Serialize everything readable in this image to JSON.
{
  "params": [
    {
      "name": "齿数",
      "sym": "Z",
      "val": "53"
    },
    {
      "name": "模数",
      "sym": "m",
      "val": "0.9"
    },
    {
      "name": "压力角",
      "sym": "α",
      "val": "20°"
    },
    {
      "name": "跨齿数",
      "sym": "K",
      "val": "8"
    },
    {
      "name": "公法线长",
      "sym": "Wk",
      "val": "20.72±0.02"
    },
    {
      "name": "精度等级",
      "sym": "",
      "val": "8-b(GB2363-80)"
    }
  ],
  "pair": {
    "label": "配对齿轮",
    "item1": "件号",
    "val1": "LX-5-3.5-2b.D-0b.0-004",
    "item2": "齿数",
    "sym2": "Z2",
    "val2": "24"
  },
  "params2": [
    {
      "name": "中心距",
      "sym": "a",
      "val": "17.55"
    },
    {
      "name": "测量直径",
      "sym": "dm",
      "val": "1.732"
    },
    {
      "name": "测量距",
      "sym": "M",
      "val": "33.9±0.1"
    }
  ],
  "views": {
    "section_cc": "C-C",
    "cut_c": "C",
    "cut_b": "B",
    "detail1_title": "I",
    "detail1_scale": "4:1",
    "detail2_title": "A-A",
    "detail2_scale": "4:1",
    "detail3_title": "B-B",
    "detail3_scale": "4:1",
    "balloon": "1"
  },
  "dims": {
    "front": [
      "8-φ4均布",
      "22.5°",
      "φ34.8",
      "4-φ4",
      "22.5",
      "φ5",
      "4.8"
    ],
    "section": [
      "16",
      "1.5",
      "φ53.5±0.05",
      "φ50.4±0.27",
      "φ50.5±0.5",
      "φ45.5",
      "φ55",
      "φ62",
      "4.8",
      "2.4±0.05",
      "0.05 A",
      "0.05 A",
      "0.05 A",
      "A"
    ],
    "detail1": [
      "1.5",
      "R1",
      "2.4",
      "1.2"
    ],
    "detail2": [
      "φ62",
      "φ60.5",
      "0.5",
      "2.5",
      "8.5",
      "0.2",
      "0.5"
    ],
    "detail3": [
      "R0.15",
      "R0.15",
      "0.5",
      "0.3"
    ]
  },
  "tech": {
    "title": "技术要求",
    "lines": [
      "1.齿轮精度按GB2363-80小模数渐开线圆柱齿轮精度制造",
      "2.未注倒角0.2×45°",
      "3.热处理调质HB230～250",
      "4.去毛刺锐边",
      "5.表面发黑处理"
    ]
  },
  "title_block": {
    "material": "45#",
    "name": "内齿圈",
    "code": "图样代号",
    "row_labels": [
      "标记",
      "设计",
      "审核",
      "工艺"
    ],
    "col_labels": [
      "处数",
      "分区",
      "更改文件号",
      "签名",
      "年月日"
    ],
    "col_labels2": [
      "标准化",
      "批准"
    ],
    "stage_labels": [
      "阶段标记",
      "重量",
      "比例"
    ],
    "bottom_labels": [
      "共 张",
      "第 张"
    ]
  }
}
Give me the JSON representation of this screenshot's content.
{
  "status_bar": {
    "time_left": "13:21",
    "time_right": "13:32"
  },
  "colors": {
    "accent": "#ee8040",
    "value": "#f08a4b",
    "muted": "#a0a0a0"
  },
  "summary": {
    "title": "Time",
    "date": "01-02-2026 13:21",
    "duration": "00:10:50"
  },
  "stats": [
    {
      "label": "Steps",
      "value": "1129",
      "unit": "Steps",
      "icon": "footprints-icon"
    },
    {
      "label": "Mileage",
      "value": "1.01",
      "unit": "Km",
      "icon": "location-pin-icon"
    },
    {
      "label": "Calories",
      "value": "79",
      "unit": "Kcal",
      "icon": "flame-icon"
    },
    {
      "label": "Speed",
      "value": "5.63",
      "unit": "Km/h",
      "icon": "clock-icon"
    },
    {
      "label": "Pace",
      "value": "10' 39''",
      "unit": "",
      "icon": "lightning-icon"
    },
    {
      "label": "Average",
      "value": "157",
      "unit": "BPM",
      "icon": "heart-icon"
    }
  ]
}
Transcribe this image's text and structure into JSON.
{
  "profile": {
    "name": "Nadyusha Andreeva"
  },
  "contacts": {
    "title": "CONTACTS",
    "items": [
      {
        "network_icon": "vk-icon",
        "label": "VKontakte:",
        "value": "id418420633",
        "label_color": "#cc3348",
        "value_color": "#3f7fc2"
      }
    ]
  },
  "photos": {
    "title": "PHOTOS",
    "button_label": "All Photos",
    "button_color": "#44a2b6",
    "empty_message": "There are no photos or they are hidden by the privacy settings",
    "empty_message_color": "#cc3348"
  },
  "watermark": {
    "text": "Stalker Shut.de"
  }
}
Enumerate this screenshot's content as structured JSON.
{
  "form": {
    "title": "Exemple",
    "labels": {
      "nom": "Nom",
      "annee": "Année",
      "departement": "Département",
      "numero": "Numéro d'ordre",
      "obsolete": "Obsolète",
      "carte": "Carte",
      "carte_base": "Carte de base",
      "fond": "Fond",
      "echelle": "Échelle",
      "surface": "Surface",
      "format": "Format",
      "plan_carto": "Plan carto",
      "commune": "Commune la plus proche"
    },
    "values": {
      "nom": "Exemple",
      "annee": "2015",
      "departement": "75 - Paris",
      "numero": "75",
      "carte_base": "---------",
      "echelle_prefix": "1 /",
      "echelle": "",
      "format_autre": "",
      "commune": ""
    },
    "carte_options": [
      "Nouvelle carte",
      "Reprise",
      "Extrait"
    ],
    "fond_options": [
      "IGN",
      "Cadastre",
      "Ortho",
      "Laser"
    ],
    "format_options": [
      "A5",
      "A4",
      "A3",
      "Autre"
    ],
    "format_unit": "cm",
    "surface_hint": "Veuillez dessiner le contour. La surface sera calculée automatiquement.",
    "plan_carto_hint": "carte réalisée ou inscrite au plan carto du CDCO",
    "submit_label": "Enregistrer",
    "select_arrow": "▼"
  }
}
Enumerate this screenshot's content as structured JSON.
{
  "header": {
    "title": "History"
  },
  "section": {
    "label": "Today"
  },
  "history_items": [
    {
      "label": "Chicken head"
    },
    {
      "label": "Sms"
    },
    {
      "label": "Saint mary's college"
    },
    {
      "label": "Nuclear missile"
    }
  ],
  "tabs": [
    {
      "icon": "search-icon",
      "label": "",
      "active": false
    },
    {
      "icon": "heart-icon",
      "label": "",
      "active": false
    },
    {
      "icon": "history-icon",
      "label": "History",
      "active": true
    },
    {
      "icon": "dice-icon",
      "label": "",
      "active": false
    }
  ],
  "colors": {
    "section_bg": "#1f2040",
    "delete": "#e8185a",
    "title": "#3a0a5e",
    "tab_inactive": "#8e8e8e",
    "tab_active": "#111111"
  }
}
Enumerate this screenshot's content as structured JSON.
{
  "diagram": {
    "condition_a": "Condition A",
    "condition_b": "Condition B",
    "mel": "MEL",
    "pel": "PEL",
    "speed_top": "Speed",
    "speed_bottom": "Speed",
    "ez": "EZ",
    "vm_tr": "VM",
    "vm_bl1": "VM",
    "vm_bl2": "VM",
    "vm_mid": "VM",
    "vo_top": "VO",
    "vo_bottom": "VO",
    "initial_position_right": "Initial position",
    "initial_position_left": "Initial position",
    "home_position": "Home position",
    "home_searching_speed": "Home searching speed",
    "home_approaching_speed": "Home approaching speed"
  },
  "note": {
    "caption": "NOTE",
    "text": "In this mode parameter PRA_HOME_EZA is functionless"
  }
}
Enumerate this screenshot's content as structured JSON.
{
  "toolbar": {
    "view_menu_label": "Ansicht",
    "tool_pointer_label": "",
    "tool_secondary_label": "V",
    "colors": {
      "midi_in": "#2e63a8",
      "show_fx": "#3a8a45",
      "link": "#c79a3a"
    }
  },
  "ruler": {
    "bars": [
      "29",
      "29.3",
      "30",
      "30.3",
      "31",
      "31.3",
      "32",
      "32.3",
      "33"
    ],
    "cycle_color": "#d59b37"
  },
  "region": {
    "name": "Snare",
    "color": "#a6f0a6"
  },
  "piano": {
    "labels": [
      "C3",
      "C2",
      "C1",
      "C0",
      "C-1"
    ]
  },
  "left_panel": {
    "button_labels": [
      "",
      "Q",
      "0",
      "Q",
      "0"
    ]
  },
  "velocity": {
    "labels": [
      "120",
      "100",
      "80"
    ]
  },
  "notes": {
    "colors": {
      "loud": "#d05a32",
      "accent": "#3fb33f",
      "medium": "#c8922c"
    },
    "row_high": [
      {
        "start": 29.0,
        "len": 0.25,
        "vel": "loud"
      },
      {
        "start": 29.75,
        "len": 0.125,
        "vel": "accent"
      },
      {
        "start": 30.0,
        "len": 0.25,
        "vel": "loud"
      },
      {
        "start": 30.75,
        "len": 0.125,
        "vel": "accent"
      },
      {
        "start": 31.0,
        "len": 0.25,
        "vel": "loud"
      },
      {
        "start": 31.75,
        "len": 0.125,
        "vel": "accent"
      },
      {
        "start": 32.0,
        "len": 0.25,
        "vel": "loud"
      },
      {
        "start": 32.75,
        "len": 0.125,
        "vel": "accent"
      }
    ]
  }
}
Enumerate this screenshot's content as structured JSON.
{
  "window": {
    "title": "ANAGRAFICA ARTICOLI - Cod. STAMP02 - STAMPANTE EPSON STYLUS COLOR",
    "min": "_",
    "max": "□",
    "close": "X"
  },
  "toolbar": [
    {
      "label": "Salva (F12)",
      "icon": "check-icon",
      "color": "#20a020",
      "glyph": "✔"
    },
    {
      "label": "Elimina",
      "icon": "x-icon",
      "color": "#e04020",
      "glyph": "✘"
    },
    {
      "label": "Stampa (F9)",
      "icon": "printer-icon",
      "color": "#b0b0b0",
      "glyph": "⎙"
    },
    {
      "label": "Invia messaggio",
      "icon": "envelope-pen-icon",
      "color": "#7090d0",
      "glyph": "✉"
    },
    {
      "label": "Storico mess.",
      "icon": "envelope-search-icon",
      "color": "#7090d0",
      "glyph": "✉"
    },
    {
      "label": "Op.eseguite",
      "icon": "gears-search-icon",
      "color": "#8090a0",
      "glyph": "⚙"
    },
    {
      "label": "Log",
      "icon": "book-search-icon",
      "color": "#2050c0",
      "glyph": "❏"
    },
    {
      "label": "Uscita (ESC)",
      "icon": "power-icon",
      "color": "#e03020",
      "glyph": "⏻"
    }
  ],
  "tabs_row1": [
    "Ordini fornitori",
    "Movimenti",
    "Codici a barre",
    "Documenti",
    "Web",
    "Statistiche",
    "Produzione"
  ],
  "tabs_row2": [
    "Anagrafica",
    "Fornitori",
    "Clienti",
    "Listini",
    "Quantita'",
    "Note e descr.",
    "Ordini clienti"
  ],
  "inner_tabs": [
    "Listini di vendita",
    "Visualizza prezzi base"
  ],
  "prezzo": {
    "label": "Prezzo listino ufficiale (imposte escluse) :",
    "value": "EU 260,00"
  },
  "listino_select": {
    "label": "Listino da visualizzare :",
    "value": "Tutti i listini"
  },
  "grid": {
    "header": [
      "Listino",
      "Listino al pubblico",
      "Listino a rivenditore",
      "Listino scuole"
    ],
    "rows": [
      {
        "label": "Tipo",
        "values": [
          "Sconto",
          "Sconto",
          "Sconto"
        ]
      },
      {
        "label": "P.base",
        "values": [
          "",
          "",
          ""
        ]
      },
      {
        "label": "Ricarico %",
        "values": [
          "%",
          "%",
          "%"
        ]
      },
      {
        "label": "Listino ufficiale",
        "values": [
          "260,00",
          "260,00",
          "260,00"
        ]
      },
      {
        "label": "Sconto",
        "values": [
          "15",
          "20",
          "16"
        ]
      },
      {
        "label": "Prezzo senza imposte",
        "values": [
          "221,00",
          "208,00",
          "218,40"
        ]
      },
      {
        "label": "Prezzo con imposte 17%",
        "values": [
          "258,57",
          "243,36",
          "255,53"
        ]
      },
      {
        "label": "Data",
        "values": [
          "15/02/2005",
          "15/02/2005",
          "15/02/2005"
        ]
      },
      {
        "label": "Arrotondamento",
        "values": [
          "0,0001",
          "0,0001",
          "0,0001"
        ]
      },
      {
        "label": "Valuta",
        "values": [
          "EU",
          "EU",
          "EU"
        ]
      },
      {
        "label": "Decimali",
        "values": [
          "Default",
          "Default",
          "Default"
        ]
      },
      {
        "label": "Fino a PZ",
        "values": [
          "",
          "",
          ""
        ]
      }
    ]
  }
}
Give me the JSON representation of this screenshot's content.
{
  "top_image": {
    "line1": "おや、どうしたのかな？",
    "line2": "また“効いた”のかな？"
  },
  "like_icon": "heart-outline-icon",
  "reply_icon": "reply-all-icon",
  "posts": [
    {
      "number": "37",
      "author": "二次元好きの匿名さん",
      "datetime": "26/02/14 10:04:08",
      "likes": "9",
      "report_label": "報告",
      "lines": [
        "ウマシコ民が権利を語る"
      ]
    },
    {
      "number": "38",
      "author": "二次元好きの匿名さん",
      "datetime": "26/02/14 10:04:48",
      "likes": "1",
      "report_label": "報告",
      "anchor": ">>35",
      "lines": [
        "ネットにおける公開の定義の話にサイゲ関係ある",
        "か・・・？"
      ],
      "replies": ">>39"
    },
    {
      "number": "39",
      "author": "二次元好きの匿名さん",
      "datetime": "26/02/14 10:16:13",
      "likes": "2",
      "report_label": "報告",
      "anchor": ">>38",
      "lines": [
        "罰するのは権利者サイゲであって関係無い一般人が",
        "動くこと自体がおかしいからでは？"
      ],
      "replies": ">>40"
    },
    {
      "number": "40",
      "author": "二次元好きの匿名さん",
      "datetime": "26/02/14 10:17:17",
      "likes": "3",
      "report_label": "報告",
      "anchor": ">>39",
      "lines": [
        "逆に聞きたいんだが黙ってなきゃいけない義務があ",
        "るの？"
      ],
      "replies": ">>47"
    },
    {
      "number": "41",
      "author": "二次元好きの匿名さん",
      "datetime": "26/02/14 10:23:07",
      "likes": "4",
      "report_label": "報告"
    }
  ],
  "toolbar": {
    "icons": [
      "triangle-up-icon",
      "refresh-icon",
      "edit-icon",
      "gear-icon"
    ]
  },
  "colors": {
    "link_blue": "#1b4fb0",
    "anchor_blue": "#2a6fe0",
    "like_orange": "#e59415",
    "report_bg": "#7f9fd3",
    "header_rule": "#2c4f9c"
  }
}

Task to carry out → For each line in the data above that contains the string "glyph", extract the line.

Answer →
      "glyph": "✔"
      "glyph": "✘"
      "glyph": "⎙"
      "glyph": "✉"
      "glyph": "✉"
      "glyph": "⚙"
      "glyph": "❏"
      "glyph": "⏻"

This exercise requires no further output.